И я не буду дальше раскрывать каких-то секретов. Это получилась пронзительная совершенно история, потому что Владимир Абрамович, он был так тихо счастлив, прочтя этот материал, и конечно, Сергею он сказал: «Даже не сомневайся. Что ты так волнуешься? Это я должен волноваться». Они обменивались каждый раз какими-то высокопарными мужскими комплементами, но это было необходимо совершенно, потому что и тот и другой осознавали, к чему они идут сейчас, осуществляя эти съемки этого короткого метра.
Какие-то немногие дни. Ведь это же полный проект, как это принято, не полномасштабные действия. Это из сердца рожденный сценарий, который опирался на историю семьи, и плюс энтузиазм группы плюс веселая мошкара, которая нас подбадривала, эти леса, эта первозданная природа, эти настоящие взрывы. Эта деревня, в которой мы снимали, эти дома, которые скроены без единого гвоздя и все еще почему-то сохранившиеся. Это, конечно, был правда подарок. Валера правильно говорит, когда называет любую роль или спектакль — в данном случае это речь идет о коротком метре «Храбрый вояка» — это тоже был подарок.
Мы настоящую экспедицию претерпели. И там были многие приключения. И Владимир Абрамович имел право уставать. Когда я играла какую-то очень мощную сцену наполненную, эмоциональную, и я ему шепнула в какой-то момент: «Я сейчас на вас буду кричать. Но я вас не ругаю». — «Кричи, кричи». И вот я стала кричать и, более того, трясти его как-то за воротник одежды. Он терпел, терпел. В конце концов, не выдержал, в одном из кадров говорит: «Что ты орешь на меня? Отойди от меня! Я не понимаю, о чем ты говоришь? Уйди отсюда!» Тогда наступал перерыв. Чай, сушки, кофе. Все как всегда.

━━━━━━

** Задание A **
Согласуются ли с отрывком утверждения (i), (ii) и (iii)? Для каждого ответьте «да» или «нет» и приведите точную цитату из отрывка, которая это решает. (i) Съемки проходили в деревне, где дома сделаны без единого гвоздя. (ii) Владимир Абрамович, прочитав материал, был тихо счастлив. (iii) Владимир Абрамович вытерпел крики партнерши до конца сцены и ни разу не сорвался.
Отрывок и строки между собой никак не связаны.

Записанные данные

━━━━━━

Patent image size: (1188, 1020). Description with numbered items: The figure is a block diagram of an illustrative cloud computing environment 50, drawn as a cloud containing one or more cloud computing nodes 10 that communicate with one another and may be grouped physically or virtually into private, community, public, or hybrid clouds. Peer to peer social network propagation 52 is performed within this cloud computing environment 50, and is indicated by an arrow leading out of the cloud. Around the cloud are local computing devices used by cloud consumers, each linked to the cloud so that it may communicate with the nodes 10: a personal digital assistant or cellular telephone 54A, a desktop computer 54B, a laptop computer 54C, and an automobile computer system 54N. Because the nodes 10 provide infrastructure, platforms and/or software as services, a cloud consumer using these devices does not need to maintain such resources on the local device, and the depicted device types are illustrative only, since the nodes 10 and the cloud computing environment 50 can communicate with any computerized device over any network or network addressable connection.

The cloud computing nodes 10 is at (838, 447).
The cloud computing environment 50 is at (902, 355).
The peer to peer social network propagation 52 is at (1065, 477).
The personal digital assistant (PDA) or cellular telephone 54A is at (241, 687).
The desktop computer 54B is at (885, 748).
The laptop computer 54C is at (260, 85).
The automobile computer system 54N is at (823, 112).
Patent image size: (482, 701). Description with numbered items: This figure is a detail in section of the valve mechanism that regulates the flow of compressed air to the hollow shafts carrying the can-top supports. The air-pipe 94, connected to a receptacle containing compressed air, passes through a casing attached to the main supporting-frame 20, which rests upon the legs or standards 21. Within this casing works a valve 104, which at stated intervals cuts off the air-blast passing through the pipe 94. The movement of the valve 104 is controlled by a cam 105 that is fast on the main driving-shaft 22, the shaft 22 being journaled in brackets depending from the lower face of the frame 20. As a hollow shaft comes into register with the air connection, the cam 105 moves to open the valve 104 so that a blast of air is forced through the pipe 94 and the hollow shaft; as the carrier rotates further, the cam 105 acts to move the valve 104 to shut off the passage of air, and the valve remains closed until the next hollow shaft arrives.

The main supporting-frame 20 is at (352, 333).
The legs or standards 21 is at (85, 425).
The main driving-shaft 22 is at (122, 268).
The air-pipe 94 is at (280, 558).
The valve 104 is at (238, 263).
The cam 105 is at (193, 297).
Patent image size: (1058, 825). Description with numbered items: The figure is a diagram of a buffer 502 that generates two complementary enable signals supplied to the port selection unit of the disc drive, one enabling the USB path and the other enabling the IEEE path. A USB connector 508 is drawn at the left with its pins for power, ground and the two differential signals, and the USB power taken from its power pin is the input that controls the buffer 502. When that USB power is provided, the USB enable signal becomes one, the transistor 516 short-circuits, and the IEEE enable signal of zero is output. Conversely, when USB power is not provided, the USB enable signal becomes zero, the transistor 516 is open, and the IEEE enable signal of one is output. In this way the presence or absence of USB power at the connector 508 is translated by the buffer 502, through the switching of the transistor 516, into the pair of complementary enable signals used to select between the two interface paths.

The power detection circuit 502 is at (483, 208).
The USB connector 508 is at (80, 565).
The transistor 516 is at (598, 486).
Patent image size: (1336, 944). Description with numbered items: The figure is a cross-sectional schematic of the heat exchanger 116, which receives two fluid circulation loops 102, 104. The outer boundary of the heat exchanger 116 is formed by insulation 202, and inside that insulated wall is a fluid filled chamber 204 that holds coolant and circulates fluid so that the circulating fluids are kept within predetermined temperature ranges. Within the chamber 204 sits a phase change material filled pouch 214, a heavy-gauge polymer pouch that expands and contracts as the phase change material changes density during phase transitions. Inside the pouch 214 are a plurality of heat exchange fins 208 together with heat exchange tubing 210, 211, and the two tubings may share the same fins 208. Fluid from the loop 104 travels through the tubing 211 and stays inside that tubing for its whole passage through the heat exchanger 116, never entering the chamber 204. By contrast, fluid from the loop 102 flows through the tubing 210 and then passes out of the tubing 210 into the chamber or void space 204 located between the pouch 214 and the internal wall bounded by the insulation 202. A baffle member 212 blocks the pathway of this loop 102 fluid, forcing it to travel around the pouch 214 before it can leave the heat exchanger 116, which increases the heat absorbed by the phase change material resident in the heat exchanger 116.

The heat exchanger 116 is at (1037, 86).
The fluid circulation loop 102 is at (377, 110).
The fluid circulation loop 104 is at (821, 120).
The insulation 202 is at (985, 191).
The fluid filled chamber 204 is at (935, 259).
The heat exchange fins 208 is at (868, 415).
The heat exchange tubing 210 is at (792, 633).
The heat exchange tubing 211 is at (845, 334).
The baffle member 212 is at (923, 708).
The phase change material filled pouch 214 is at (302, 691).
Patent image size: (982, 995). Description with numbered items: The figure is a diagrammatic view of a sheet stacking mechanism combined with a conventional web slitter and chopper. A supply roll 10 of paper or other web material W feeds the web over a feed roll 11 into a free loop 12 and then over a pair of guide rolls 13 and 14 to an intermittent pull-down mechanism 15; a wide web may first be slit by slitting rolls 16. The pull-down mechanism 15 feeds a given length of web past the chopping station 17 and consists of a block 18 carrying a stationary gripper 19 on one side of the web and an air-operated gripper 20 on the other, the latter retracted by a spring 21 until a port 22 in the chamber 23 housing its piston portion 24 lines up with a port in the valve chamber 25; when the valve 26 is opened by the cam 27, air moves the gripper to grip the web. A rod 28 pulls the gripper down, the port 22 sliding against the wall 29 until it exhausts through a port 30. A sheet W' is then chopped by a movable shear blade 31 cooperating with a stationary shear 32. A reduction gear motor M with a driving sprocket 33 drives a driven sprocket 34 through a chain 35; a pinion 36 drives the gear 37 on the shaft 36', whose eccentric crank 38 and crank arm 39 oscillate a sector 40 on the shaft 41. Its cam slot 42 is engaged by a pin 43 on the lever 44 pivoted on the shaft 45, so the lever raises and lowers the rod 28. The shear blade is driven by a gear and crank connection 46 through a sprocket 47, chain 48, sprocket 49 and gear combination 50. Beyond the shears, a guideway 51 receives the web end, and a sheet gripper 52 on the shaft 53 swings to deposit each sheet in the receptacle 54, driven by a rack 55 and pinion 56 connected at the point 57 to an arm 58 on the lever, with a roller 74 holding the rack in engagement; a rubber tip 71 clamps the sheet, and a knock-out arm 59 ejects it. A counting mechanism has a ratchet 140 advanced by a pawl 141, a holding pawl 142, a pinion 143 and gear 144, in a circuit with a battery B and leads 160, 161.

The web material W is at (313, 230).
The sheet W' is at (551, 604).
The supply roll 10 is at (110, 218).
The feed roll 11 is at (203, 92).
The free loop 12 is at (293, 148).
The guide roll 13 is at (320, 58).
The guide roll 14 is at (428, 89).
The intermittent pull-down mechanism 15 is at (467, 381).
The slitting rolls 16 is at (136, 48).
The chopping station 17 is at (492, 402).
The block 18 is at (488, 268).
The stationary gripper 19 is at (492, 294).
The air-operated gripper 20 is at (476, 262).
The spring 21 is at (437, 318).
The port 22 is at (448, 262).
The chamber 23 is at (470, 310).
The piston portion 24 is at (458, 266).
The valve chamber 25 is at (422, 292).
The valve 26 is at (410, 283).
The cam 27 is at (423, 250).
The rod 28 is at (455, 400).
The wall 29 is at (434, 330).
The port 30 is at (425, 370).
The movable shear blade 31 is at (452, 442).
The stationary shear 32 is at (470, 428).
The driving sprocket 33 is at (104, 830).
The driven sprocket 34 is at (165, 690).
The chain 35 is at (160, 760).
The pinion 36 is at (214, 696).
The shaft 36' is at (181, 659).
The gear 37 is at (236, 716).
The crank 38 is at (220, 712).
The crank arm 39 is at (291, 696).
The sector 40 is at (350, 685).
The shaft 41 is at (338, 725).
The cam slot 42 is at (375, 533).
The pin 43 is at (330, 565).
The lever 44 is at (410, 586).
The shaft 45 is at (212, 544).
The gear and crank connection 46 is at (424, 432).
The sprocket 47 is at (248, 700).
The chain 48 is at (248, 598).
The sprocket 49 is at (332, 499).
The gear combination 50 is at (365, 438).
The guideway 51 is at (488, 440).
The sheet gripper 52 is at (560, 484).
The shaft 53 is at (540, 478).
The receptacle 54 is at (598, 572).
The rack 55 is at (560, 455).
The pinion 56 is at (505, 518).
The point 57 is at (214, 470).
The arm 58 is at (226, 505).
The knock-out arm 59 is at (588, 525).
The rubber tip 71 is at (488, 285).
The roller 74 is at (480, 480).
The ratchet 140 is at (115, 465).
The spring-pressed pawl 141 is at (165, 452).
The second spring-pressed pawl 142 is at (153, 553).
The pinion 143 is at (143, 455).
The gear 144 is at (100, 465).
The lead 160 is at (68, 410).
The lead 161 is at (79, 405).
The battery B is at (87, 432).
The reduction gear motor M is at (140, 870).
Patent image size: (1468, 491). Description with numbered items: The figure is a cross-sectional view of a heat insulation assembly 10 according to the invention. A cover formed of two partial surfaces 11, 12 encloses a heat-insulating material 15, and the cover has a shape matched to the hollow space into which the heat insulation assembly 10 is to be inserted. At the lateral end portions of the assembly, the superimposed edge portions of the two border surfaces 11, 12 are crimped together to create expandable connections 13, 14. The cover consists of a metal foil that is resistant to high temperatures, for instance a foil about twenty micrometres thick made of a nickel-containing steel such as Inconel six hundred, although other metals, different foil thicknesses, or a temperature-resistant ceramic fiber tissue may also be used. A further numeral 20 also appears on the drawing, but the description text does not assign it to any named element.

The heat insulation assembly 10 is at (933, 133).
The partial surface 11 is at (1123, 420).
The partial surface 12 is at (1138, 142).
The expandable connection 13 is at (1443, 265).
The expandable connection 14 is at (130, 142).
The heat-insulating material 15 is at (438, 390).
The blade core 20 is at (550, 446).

━━━━━━

** Задание B **
Представьте строки данных в виде таблицы Markdown со столбцами «Номер» и «Текст строки». Возьмите строки, начиная со строки, содержащей «Patent image size: (1058, 825).», и заканчивая строкой, содержащей «The USB connector 508 is at (80, 565).», включая обе и пропуская пустые.

** Итоговый ответ A **
(i) Да: «Эта деревня, в которой мы снимали, эти дома, которые скроены без единого гвоздя».
(ii) Да: «он был так тихо счастлив, прочтя этот материал».
(iii) Нет: «В конце концов, не выдержал».

** Итоговый ответ B **
| Номер | Текст строки |
|---|---|
| 1 | Patent image size: (1058, 825). Description with numbered items: The figure is a diagram of a buffer 502 that generates two complementary enable signals supplied to the port selection unit of the disc drive, one enabling the USB path and the other enabling the IEEE path. A USB connector 508 is drawn at the left with its pins for power, ground and the two differential signals, and the USB power taken from its power pin is the input that controls the buffer 502. When that USB power is provided, the USB enable signal becomes one, the transistor 516 short-circuits, and the IEEE enable signal of zero is output. Conversely, when USB power is not provided, the USB enable signal becomes zero, the transistor 516 is open, and the IEEE enable signal of one is output. In this way the presence or absence of USB power at the connector 508 is translated by the buffer 502, through the switching of the transistor 516, into the pair of complementary enable signals used to select between the two interface paths. |
| 2 | The power detection circuit 502 is at (483, 208). |
| 3 | The USB connector 508 is at (80, 565). |